■ **Figure content listings**

----

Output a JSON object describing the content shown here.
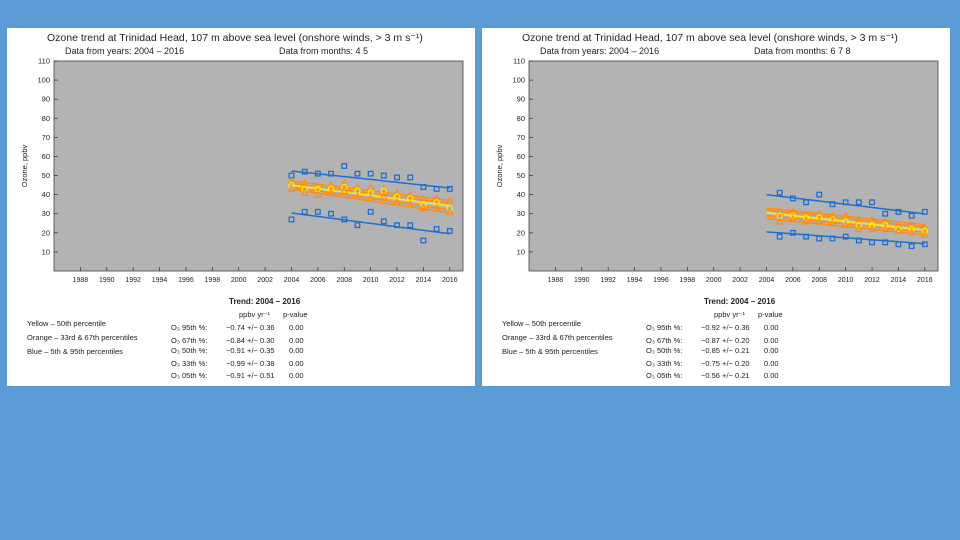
{
  "colors": {
    "background": "#5b9bd5",
    "plot_bg": "#b3b3b3",
    "yellow": "#ffee00",
    "orange": "#ff8c1a",
    "blue": "#1f6fd1"
  },
  "chart_data": [
    {
      "type": "scatter",
      "title": "Ozone trend at Trinidad Head, 107 m above sea level (onshore winds, > 3 m s⁻¹)",
      "subtitle_years": "Data from years:  2004 – 2016",
      "subtitle_months": "Data from months:  4  5",
      "ylabel": "Ozone, ppbv",
      "xlim": [
        1986,
        2017
      ],
      "ylim": [
        0,
        110
      ],
      "xticks": [
        1988,
        1990,
        1992,
        1994,
        1996,
        1998,
        2000,
        2002,
        2004,
        2006,
        2008,
        2010,
        2012,
        2014,
        2016
      ],
      "yticks": [
        10,
        20,
        30,
        40,
        50,
        60,
        70,
        80,
        90,
        100,
        110
      ],
      "grid": false,
      "x": [
        2004,
        2005,
        2006,
        2007,
        2008,
        2009,
        2010,
        2011,
        2012,
        2013,
        2014,
        2015,
        2016
      ],
      "series": [
        {
          "name": "95th %",
          "color": "#1f6fd1",
          "marker": "square",
          "values": [
            50,
            52,
            51,
            51,
            55,
            51,
            51,
            50,
            49,
            49,
            44,
            43,
            43
          ]
        },
        {
          "name": "67th %",
          "color": "#ff8c1a",
          "marker": "triangle",
          "values": [
            47,
            46,
            44,
            45,
            46,
            44,
            44,
            43,
            41,
            40,
            38,
            38,
            37
          ]
        },
        {
          "name": "50th %",
          "color": "#ffee00",
          "marker": "circle",
          "values": [
            45,
            43,
            43,
            43,
            44,
            42,
            41,
            42,
            39,
            38,
            35,
            36,
            33
          ]
        },
        {
          "name": "33th %",
          "color": "#ff8c1a",
          "marker": "triangle",
          "values": [
            43,
            41,
            40,
            41,
            42,
            39,
            38,
            39,
            36,
            35,
            33,
            33,
            31
          ]
        },
        {
          "name": "05th %",
          "color": "#1f6fd1",
          "marker": "square",
          "values": [
            27,
            31,
            31,
            30,
            27,
            24,
            31,
            26,
            24,
            24,
            16,
            22,
            21
          ]
        }
      ],
      "trend_lines": [
        {
          "color": "#1f6fd1",
          "start": 52.4,
          "end": 43.5
        },
        {
          "color": "#ff8c1a",
          "start": 47.1,
          "end": 37.0
        },
        {
          "color": "#ff8c1a",
          "start": 46.0,
          "end": 35.5
        },
        {
          "color": "#ffee00",
          "start": 45.0,
          "end": 34.1
        },
        {
          "color": "#ff8c1a",
          "start": 43.9,
          "end": 32.0
        },
        {
          "color": "#ff8c1a",
          "start": 42.8,
          "end": 30.5
        },
        {
          "color": "#1f6fd1",
          "start": 30.4,
          "end": 19.5
        }
      ],
      "trend_table": {
        "title": "Trend:  2004 – 2016",
        "units": "ppbv yr⁻¹",
        "pvalue_header": "p-value",
        "legend": [
          "Yellow – 50th percentile",
          "Orange – 33rd & 67th percentiles",
          "Blue  –  5th & 95th percentiles"
        ],
        "rows": [
          {
            "label": "O₃ 95th %:",
            "value": "−0.74 +/− 0.36",
            "p": "0.00"
          },
          {
            "label": "O₃ 67th %:",
            "value": "−0.84 +/− 0.30",
            "p": "0.00"
          },
          {
            "label": "O₃ 50th %:",
            "value": "−0.91 +/− 0.35",
            "p": "0.00"
          },
          {
            "label": "O₃ 33th %:",
            "value": "−0.99 +/− 0.38",
            "p": "0.00"
          },
          {
            "label": "O₃ 05th %:",
            "value": "−0.91 +/− 0.51",
            "p": "0.00"
          }
        ]
      }
    },
    {
      "type": "scatter",
      "title": "Ozone trend at Trinidad Head, 107 m above sea level (onshore winds, > 3 m s⁻¹)",
      "subtitle_years": "Data from years:  2004 – 2016",
      "subtitle_months": "Data from months:  6  7  8",
      "ylabel": "Ozone, ppbv",
      "xlim": [
        1986,
        2017
      ],
      "ylim": [
        0,
        110
      ],
      "xticks": [
        1988,
        1990,
        1992,
        1994,
        1996,
        1998,
        2000,
        2002,
        2004,
        2006,
        2008,
        2010,
        2012,
        2014,
        2016
      ],
      "yticks": [
        10,
        20,
        30,
        40,
        50,
        60,
        70,
        80,
        90,
        100,
        110
      ],
      "grid": false,
      "x": [
        2004,
        2005,
        2006,
        2007,
        2008,
        2009,
        2010,
        2011,
        2012,
        2013,
        2014,
        2015,
        2016
      ],
      "series": [
        {
          "name": "95th %",
          "color": "#1f6fd1",
          "marker": "square",
          "values": [
            null,
            41,
            38,
            36,
            40,
            35,
            36,
            36,
            36,
            30,
            31,
            29,
            31
          ]
        },
        {
          "name": "67th %",
          "color": "#ff8c1a",
          "marker": "triangle",
          "values": [
            null,
            31,
            31,
            29,
            30,
            29,
            29,
            27,
            27,
            26,
            24,
            24,
            23
          ]
        },
        {
          "name": "50th %",
          "color": "#ffee00",
          "marker": "circle",
          "values": [
            null,
            29,
            29,
            28,
            28,
            27,
            26,
            24,
            24,
            24,
            22,
            22,
            21
          ]
        },
        {
          "name": "33th %",
          "color": "#ff8c1a",
          "marker": "triangle",
          "values": [
            null,
            26,
            27,
            26,
            26,
            25,
            24,
            22,
            22,
            22,
            21,
            20,
            19
          ]
        },
        {
          "name": "05th %",
          "color": "#1f6fd1",
          "marker": "square",
          "values": [
            null,
            18,
            20,
            18,
            17,
            17,
            18,
            16,
            15,
            15,
            14,
            13,
            14
          ]
        }
      ],
      "trend_lines": [
        {
          "color": "#1f6fd1",
          "start": 40.0,
          "end": 29.9
        },
        {
          "color": "#ff8c1a",
          "start": 33.0,
          "end": 24.3
        },
        {
          "color": "#ff8c1a",
          "start": 32.0,
          "end": 23.0
        },
        {
          "color": "#ffee00",
          "start": 30.5,
          "end": 21.4
        },
        {
          "color": "#ff8c1a",
          "start": 29.0,
          "end": 20.3
        },
        {
          "color": "#ff8c1a",
          "start": 27.5,
          "end": 19.0
        },
        {
          "color": "#1f6fd1",
          "start": 20.5,
          "end": 14.3
        }
      ],
      "trend_table": {
        "title": "Trend:  2004 – 2016",
        "units": "ppbv yr⁻¹",
        "pvalue_header": "p-value",
        "legend": [
          "Yellow – 50th percentile",
          "Orange – 33rd & 67th percentiles",
          "Blue  –  5th & 95th percentiles"
        ],
        "rows": [
          {
            "label": "O₃ 95th %:",
            "value": "−0.92 +/− 0.36",
            "p": "0.00"
          },
          {
            "label": "O₃ 67th %:",
            "value": "−0.87 +/− 0.20",
            "p": "0.00"
          },
          {
            "label": "O₃ 50th %:",
            "value": "−0.85 +/− 0.21",
            "p": "0.00"
          },
          {
            "label": "O₃ 33th %:",
            "value": "−0.75 +/− 0.20",
            "p": "0.00"
          },
          {
            "label": "O₃ 05th %:",
            "value": "−0.56 +/− 0.21",
            "p": "0.00"
          }
        ]
      }
    }
  ]
}
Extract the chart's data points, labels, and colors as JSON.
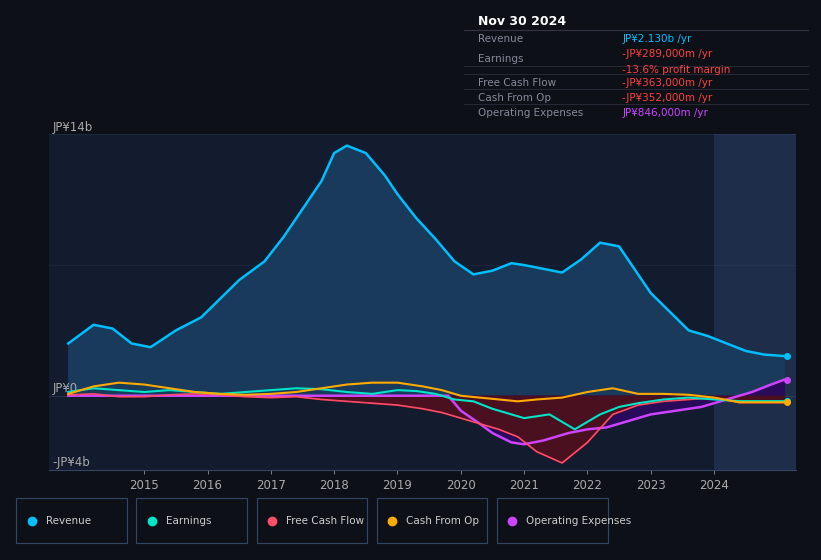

----

Word for word, quote the full listing, omitting every picture.

■ **Solution to this exercise**
Output a JSON object describing the content shown here.
{
  "colors": {
    "background": "#5b9bd5",
    "plot_bg": "#b3b3b3",
    "yellow": "#ffee00",
    "orange": "#ff8c1a",
    "blue": "#1f6fd1"
  },
  "chart_data": [
    {
      "type": "scatter",
      "title": "Ozone trend at Trinidad Head, 107 m above sea level (onshore winds, > 3 m s⁻¹)",
      "subtitle_years": "Data from years:  2004 – 2016",
      "subtitle_months": "Data from months:  4  5",
      "ylabel": "Ozone, ppbv",
      "xlim": [
        1986,
        2017
      ],
      "ylim": [
        0,
        110
      ],
      "xticks": [
        1988,
        1990,
        1992,
        1994,
        1996,
        1998,
        2000,
        2002,
        2004,
        2006,
        2008,
        2010,
        2012,
        2014,
        2016
      ],
      "yticks": [
        10,
        20,
        30,
        40,
        50,
        60,
        70,
        80,
        90,
        100,
        110
      ],
      "grid": false,
      "x": [
        2004,
        2005,
        2006,
        2007,
        2008,
        2009,
        2010,
        2011,
        2012,
        2013,
        2014,
        2015,
        2016
      ],
      "series": [
        {
          "name": "95th %",
          "color": "#1f6fd1",
          "marker": "square",
          "values": [
            50,
            52,
            51,
            51,
            55,
            51,
            51,
            50,
            49,
            49,
            44,
            43,
            43
          ]
        },
        {
          "name": "67th %",
          "color": "#ff8c1a",
          "marker": "triangle",
          "values": [
            47,
            46,
            44,
            45,
            46,
            44,
            44,
            43,
            41,
            40,
            38,
            38,
            37
          ]
        },
        {
          "name": "50th %",
          "color": "#ffee00",
          "marker": "circle",
          "values": [
            45,
            43,
            43,
            43,
            44,
            42,
            41,
            42,
            39,
            38,
            35,
            36,
            33
          ]
        },
        {
          "name": "33th %",
          "color": "#ff8c1a",
          "marker": "triangle",
          "values": [
            43,
            41,
            40,
            41,
            42,
            39,
            38,
            39,
            36,
            35,
            33,
            33,
            31
          ]
        },
        {
          "name": "05th %",
          "color": "#1f6fd1",
          "marker": "square",
          "values": [
            27,
            31,
            31,
            30,
            27,
            24,
            31,
            26,
            24,
            24,
            16,
            22,
            21
          ]
        }
      ],
      "trend_lines": [
        {
          "color": "#1f6fd1",
          "start": 52.4,
          "end": 43.5
        },
        {
          "color": "#ff8c1a",
          "start": 47.1,
          "end": 37.0
        },
        {
          "color": "#ff8c1a",
          "start": 46.0,
          "end": 35.5
        },
        {
          "color": "#ffee00",
          "start": 45.0,
          "end": 34.1
        },
        {
          "color": "#ff8c1a",
          "start": 43.9,
          "end": 32.0
        },
        {
          "color": "#ff8c1a",
          "start": 42.8,
          "end": 30.5
        },
        {
          "color": "#1f6fd1",
          "start": 30.4,
          "end": 19.5
        }
      ],
      "trend_table": {
        "title": "Trend:  2004 – 2016",
        "units": "ppbv yr⁻¹",
        "pvalue_header": "p-value",
        "legend": [
          "Yellow – 50th percentile",
          "Orange – 33rd & 67th percentiles",
          "Blue  –  5th & 95th percentiles"
        ],
        "rows": [
          {
            "label": "O₃ 95th %:",
            "value": "−0.74 +/− 0.36",
            "p": "0.00"
          },
          {
            "label": "O₃ 67th %:",
            "value": "−0.84 +/− 0.30",
            "p": "0.00"
          },
          {
            "label": "O₃ 50th %:",
            "value": "−0.91 +/− 0.35",
            "p": "0.00"
          },
          {
            "label": "O₃ 33th %:",
            "value": "−0.99 +/− 0.38",
            "p": "0.00"
          },
          {
            "label": "O₃ 05th %:",
            "value": "−0.91 +/− 0.51",
            "p": "0.00"
          }
        ]
      }
    },
    {
      "type": "scatter",
      "title": "Ozone trend at Trinidad Head, 107 m above sea level (onshore winds, > 3 m s⁻¹)",
      "subtitle_years": "Data from years:  2004 – 2016",
      "subtitle_months": "Data from months:  6  7  8",
      "ylabel": "Ozone, ppbv",
      "xlim": [
        1986,
        2017
      ],
      "ylim": [
        0,
        110
      ],
      "xticks": [
        1988,
        1990,
        1992,
        1994,
        1996,
        1998,
        2000,
        2002,
        2004,
        2006,
        2008,
        2010,
        2012,
        2014,
        2016
      ],
      "yticks": [
        10,
        20,
        30,
        40,
        50,
        60,
        70,
        80,
        90,
        100,
        110
      ],
      "grid": false,
      "x": [
        2004,
        2005,
        2006,
        2007,
        2008,
        2009,
        2010,
        2011,
        2012,
        2013,
        2014,
        2015,
        2016
      ],
      "series": [
        {
          "name": "95th %",
          "color": "#1f6fd1",
          "marker": "square",
          "values": [
            null,
            41,
            38,
            36,
            40,
            35,
            36,
            36,
            36,
            30,
            31,
            29,
            31
          ]
        },
        {
          "name": "67th %",
          "color": "#ff8c1a",
          "marker": "triangle",
          "values": [
            null,
            31,
            31,
            29,
            30,
            29,
            29,
            27,
            27,
            26,
            24,
            24,
            23
          ]
        },
        {
          "name": "50th %",
          "color": "#ffee00",
          "marker": "circle",
          "values": [
            null,
            29,
            29,
            28,
            28,
            27,
            26,
            24,
            24,
            24,
            22,
            22,
            21
          ]
        },
        {
          "name": "33th %",
          "color": "#ff8c1a",
          "marker": "triangle",
          "values": [
            null,
            26,
            27,
            26,
            26,
            25,
            24,
            22,
            22,
            22,
            21,
            20,
            19
          ]
        },
        {
          "name": "05th %",
          "color": "#1f6fd1",
          "marker": "square",
          "values": [
            null,
            18,
            20,
            18,
            17,
            17,
            18,
            16,
            15,
            15,
            14,
            13,
            14
          ]
        }
      ],
      "trend_lines": [
        {
          "color": "#1f6fd1",
          "start": 40.0,
          "end": 29.9
        },
        {
          "color": "#ff8c1a",
          "start": 33.0,
          "end": 24.3
        },
        {
          "color": "#ff8c1a",
          "start": 32.0,
          "end": 23.0
        },
        {
          "color": "#ffee00",
          "start": 30.5,
          "end": 21.4
        },
        {
          "color": "#ff8c1a",
          "start": 29.0,
          "end": 20.3
        },
        {
          "color": "#ff8c1a",
          "start": 27.5,
          "end": 19.0
        },
        {
          "color": "#1f6fd1",
          "start": 20.5,
          "end": 14.3
        }
      ],
      "trend_table": {
        "title": "Trend:  2004 – 2016",
        "units": "ppbv yr⁻¹",
        "pvalue_header": "p-value",
        "legend": [
          "Yellow – 50th percentile",
          "Orange – 33rd & 67th percentiles",
          "Blue  –  5th & 95th percentiles"
        ],
        "rows": [
          {
            "label": "O₃ 95th %:",
            "value": "−0.92 +/− 0.36",
            "p": "0.00"
          },
          {
            "label": "O₃ 67th %:",
            "value": "−0.87 +/− 0.20",
            "p": "0.00"
          },
          {
            "label": "O₃ 50th %:",
            "value": "−0.85 +/− 0.21",
            "p": "0.00"
          },
          {
            "label": "O₃ 33th %:",
            "value": "−0.75 +/− 0.20",
            "p": "0.00"
          },
          {
            "label": "O₃ 05th %:",
            "value": "−0.56 +/− 0.21",
            "p": "0.00"
          }
        ]
      }
    }
  ]
}
Extract the chart's data points, labels, and colors as JSON.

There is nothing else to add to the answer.